The task >> Return the records exactly as they are.
═══ Data excerpts ═══
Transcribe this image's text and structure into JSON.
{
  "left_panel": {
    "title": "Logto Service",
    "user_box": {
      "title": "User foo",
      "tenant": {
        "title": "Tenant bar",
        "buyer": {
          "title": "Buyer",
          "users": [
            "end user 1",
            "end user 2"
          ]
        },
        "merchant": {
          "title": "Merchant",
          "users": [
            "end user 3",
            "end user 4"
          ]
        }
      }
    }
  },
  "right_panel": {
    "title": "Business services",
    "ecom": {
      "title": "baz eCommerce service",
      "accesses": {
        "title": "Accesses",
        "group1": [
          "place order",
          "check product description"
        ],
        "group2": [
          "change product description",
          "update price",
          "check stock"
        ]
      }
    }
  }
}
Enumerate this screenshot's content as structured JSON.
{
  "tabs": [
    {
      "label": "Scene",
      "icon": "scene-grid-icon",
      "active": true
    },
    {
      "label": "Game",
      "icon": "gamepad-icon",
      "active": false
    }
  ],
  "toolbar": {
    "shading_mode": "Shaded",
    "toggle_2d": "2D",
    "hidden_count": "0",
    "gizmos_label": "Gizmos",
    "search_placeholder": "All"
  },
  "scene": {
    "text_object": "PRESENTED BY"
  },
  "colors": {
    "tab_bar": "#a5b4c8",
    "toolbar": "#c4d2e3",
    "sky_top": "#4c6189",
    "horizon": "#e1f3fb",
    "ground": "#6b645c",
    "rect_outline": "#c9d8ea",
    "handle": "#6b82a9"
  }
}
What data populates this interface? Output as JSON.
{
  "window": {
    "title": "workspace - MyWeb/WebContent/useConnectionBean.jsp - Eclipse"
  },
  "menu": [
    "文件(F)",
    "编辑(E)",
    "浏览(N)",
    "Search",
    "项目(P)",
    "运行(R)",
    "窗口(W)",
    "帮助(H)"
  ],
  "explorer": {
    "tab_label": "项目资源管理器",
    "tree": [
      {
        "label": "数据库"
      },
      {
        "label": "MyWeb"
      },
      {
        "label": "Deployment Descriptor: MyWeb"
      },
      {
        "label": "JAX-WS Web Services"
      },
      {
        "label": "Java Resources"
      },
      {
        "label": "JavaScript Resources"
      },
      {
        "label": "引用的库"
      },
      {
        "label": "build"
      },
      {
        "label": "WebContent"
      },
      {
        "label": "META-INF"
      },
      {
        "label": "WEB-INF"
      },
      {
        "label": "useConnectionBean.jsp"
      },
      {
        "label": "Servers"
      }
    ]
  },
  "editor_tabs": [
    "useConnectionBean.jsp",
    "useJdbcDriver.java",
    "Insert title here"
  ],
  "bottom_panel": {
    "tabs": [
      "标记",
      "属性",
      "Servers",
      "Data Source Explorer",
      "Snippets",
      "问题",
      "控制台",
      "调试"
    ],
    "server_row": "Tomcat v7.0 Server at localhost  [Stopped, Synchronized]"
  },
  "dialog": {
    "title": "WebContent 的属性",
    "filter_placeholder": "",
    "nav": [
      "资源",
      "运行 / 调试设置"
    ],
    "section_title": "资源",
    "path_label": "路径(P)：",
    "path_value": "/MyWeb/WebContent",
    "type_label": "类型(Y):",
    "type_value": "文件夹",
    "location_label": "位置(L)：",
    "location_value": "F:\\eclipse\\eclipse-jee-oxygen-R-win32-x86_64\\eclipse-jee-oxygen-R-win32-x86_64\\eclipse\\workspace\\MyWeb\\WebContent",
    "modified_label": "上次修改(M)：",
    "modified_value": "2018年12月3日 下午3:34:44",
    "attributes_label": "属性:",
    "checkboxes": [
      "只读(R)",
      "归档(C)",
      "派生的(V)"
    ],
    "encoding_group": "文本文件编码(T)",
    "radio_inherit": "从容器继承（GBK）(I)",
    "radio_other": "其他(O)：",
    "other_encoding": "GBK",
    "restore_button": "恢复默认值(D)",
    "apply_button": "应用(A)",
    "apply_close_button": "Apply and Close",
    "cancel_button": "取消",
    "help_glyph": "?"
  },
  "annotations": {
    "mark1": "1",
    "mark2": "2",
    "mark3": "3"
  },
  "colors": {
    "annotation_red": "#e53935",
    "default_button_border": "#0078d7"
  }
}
═══
In response >>
Transcribe this image's text and structure into JSON.
{
  "left_panel": {
    "title": "Logto Service",
    "user_box": {
      "title": "User foo",
      "tenant": {
        "title": "Tenant bar",
        "buyer": {
          "title": "Buyer",
          "users": [
            "end user 1",
            "end user 2"
          ]
        },
        "merchant": {
          "title": "Merchant",
          "users": [
            "end user 3",
            "end user 4"
          ]
        }
      }
    }
  },
  "right_panel": {
    "title": "Business services",
    "ecom": {
      "title": "baz eCommerce service",
      "accesses": {
        "title": "Accesses",
        "group1": [
          "place order",
          "check product description"
        ],
        "group2": [
          "change product description",
          "update price",
          "check stock"
        ]
      }
    }
  }
}
Enumerate this screenshot's content as structured JSON.
{
  "tabs": [
    {
      "label": "Scene",
      "icon": "scene-grid-icon",
      "active": true
    },
    {
      "label": "Game",
      "icon": "gamepad-icon",
      "active": false
    }
  ],
  "toolbar": {
    "shading_mode": "Shaded",
    "toggle_2d": "2D",
    "hidden_count": "0",
    "gizmos_label": "Gizmos",
    "search_placeholder": "All"
  },
  "scene": {
    "text_object": "PRESENTED BY"
  },
  "colors": {
    "tab_bar": "#a5b4c8",
    "toolbar": "#c4d2e3",
    "sky_top": "#4c6189",
    "horizon": "#e1f3fb",
    "ground": "#6b645c",
    "rect_outline": "#c9d8ea",
    "handle": "#6b82a9"
  }
}
What data populates this interface? Output as JSON.
{
  "window": {
    "title": "workspace - MyWeb/WebContent/useConnectionBean.jsp - Eclipse"
  },
  "menu": [
    "文件(F)",
    "编辑(E)",
    "浏览(N)",
    "Search",
    "项目(P)",
    "运行(R)",
    "窗口(W)",
    "帮助(H)"
  ],
  "explorer": {
    "tab_label": "项目资源管理器",
    "tree": [
      {
        "label": "数据库"
      },
      {
        "label": "MyWeb"
      },
      {
        "label": "Deployment Descriptor: MyWeb"
      },
      {
        "label": "JAX-WS Web Services"
      },
      {
        "label": "Java Resources"
      },
      {
        "label": "JavaScript Resources"
      },
      {
        "label": "引用的库"
      },
      {
        "label": "build"
      },
      {
        "label": "WebContent"
      },
      {
        "label": "META-INF"
      },
      {
        "label": "WEB-INF"
      },
      {
        "label": "useConnectionBean.jsp"
      },
      {
        "label": "Servers"
      }
    ]
  },
  "editor_tabs": [
    "useConnectionBean.jsp",
    "useJdbcDriver.java",
    "Insert title here"
  ],
  "bottom_panel": {
    "tabs": [
      "标记",
      "属性",
      "Servers",
      "Data Source Explorer",
      "Snippets",
      "问题",
      "控制台",
      "调试"
    ],
    "server_row": "Tomcat v7.0 Server at localhost  [Stopped, Synchronized]"
  },
  "dialog": {
    "title": "WebContent 的属性",
    "filter_placeholder": "",
    "nav": [
      "资源",
      "运行 / 调试设置"
    ],
    "section_title": "资源",
    "path_label": "路径(P)：",
    "path_value": "/MyWeb/WebContent",
    "type_label": "类型(Y):",
    "type_value": "文件夹",
    "location_label": "位置(L)：",
    "location_value": "F:\\eclipse\\eclipse-jee-oxygen-R-win32-x86_64\\eclipse-jee-oxygen-R-win32-x86_64\\eclipse\\workspace\\MyWeb\\WebContent",
    "modified_label": "上次修改(M)：",
    "modified_value": "2018年12月3日 下午3:34:44",
    "attributes_label": "属性:",
    "checkboxes": [
      "只读(R)",
      "归档(C)",
      "派生的(V)"
    ],
    "encoding_group": "文本文件编码(T)",
    "radio_inherit": "从容器继承（GBK）(I)",
    "radio_other": "其他(O)：",
    "other_encoding": "GBK",
    "restore_button": "恢复默认值(D)",
    "apply_button": "应用(A)",
    "apply_close_button": "Apply and Close",
    "cancel_button": "取消",
    "help_glyph": "?"
  },
  "annotations": {
    "mark1": "1",
    "mark2": "2",
    "mark3": "3"
  },
  "colors": {
    "annotation_red": "#e53935",
    "default_button_border": "#0078d7"
  }
}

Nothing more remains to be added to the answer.